→ Problem details
Find every line in the records that holds the string "name". Copy each one.

[Records that describe figures]
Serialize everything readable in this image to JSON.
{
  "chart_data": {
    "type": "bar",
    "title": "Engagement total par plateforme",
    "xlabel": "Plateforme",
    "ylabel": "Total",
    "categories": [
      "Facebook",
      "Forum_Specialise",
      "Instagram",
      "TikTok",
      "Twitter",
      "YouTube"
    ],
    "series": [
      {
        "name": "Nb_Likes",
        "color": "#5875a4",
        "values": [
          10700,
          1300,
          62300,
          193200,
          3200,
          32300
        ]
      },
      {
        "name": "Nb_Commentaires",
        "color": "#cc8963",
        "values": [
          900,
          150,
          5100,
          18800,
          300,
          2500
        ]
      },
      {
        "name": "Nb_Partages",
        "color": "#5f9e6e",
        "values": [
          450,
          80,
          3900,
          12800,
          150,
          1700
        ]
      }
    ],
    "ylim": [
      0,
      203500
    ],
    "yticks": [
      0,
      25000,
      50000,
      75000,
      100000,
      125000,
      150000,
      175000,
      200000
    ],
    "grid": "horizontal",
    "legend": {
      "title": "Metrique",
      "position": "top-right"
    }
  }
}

→ Output for this task
        "name": "Nb_Likes",
        "name": "Nb_Commentaires",
        "name": "Nb_Partages",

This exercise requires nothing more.